### [GOAL]
With the images removed, repeat the data below exactly.

## Begin THE INPUT

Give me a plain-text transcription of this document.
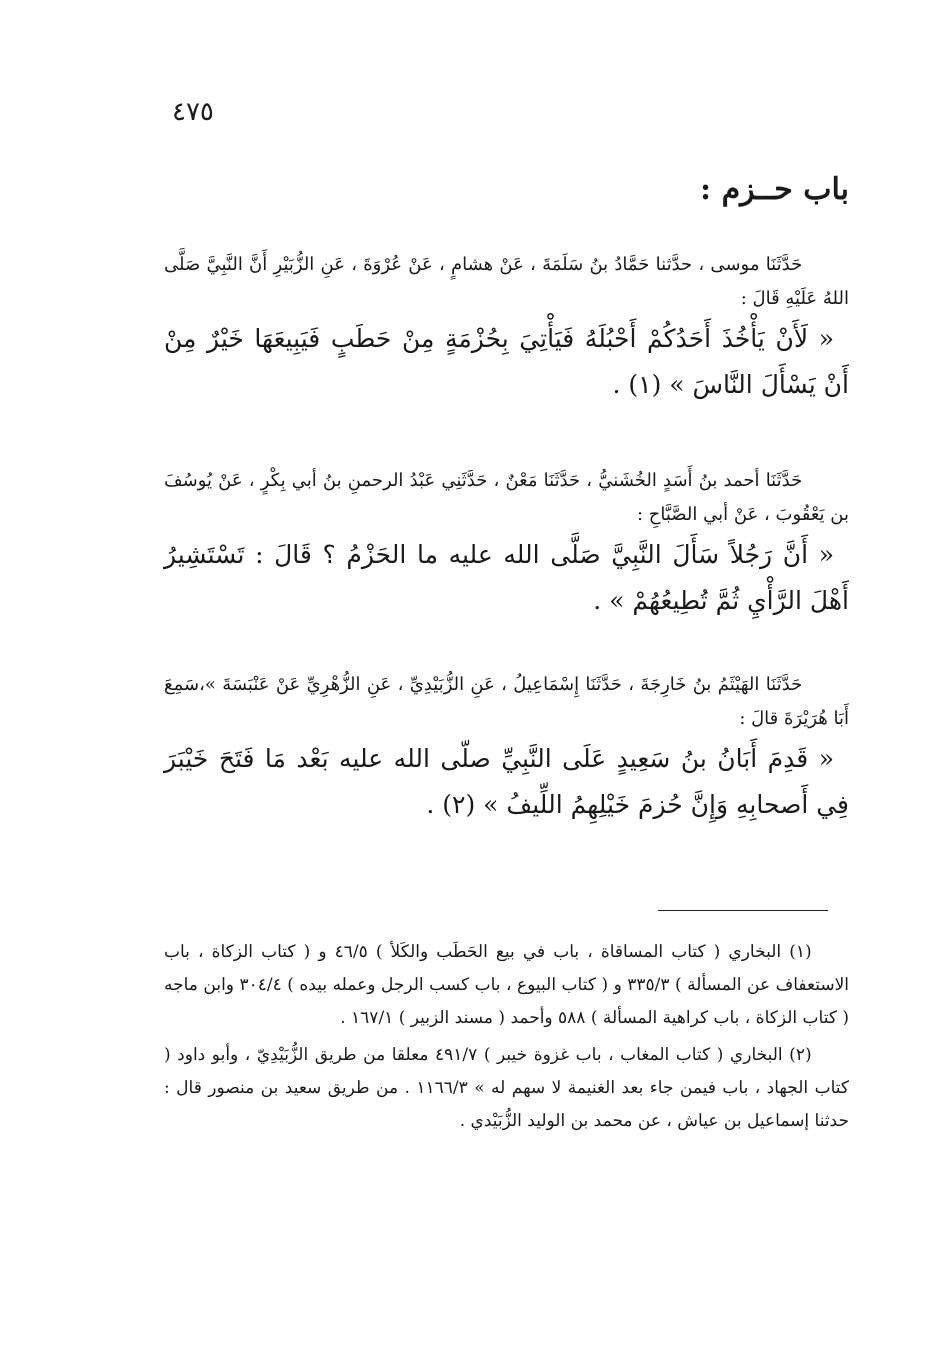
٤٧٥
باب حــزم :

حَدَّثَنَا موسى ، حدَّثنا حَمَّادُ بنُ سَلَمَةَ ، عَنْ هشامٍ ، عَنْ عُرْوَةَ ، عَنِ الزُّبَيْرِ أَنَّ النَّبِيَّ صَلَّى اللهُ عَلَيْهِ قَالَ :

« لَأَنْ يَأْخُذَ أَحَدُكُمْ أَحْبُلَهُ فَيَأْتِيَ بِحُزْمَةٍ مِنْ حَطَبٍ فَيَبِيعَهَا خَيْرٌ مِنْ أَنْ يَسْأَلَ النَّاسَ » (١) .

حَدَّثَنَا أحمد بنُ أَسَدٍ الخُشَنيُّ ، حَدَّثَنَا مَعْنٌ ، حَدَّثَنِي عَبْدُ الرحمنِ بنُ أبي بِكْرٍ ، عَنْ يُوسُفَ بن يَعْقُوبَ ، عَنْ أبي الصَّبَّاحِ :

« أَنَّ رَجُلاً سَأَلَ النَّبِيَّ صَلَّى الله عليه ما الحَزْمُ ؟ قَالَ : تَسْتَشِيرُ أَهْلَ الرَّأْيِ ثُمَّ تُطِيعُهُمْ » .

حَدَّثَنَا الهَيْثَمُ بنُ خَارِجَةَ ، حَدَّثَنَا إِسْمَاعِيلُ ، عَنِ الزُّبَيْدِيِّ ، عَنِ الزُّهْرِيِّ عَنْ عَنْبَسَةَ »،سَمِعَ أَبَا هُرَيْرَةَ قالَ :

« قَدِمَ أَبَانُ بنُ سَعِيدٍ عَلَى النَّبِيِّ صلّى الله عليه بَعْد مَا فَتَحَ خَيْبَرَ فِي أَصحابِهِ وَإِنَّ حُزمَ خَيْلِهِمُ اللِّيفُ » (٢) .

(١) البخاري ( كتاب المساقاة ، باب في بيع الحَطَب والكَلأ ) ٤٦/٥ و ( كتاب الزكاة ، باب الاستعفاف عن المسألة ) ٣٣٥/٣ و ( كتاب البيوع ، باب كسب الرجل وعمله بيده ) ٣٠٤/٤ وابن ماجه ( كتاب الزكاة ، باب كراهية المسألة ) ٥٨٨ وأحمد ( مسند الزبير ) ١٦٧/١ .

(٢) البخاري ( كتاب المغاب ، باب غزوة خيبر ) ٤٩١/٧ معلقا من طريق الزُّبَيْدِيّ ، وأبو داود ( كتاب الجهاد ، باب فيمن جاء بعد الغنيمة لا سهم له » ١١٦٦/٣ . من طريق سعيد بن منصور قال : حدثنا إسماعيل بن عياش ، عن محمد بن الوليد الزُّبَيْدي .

## End THE INPUT

### [FINISHED EXERCISE]
Give me a plain-text transcription of this document.
٤٧٥
باب حــزم :

حَدَّثَنَا موسى ، حدَّثنا حَمَّادُ بنُ سَلَمَةَ ، عَنْ هشامٍ ، عَنْ عُرْوَةَ ، عَنِ الزُّبَيْرِ أَنَّ النَّبِيَّ صَلَّى اللهُ عَلَيْهِ قَالَ :

« لَأَنْ يَأْخُذَ أَحَدُكُمْ أَحْبُلَهُ فَيَأْتِيَ بِحُزْمَةٍ مِنْ حَطَبٍ فَيَبِيعَهَا خَيْرٌ مِنْ أَنْ يَسْأَلَ النَّاسَ » (١) .

حَدَّثَنَا أحمد بنُ أَسَدٍ الخُشَنيُّ ، حَدَّثَنَا مَعْنٌ ، حَدَّثَنِي عَبْدُ الرحمنِ بنُ أبي بِكْرٍ ، عَنْ يُوسُفَ بن يَعْقُوبَ ، عَنْ أبي الصَّبَّاحِ :

« أَنَّ رَجُلاً سَأَلَ النَّبِيَّ صَلَّى الله عليه ما الحَزْمُ ؟ قَالَ : تَسْتَشِيرُ أَهْلَ الرَّأْيِ ثُمَّ تُطِيعُهُمْ » .

حَدَّثَنَا الهَيْثَمُ بنُ خَارِجَةَ ، حَدَّثَنَا إِسْمَاعِيلُ ، عَنِ الزُّبَيْدِيِّ ، عَنِ الزُّهْرِيِّ عَنْ عَنْبَسَةَ »،سَمِعَ أَبَا هُرَيْرَةَ قالَ :

« قَدِمَ أَبَانُ بنُ سَعِيدٍ عَلَى النَّبِيِّ صلّى الله عليه بَعْد مَا فَتَحَ خَيْبَرَ فِي أَصحابِهِ وَإِنَّ حُزمَ خَيْلِهِمُ اللِّيفُ » (٢) .

(١) البخاري ( كتاب المساقاة ، باب في بيع الحَطَب والكَلأ ) ٤٦/٥ و ( كتاب الزكاة ، باب الاستعفاف عن المسألة ) ٣٣٥/٣ و ( كتاب البيوع ، باب كسب الرجل وعمله بيده ) ٣٠٤/٤ وابن ماجه ( كتاب الزكاة ، باب كراهية المسألة ) ٥٨٨ وأحمد ( مسند الزبير ) ١٦٧/١ .

(٢) البخاري ( كتاب المغاب ، باب غزوة خيبر ) ٤٩١/٧ معلقا من طريق الزُّبَيْدِيّ ، وأبو داود ( كتاب الجهاد ، باب فيمن جاء بعد الغنيمة لا سهم له » ١١٦٦/٣ . من طريق سعيد بن منصور قال : حدثنا إسماعيل بن عياش ، عن محمد بن الوليد الزُّبَيْدي .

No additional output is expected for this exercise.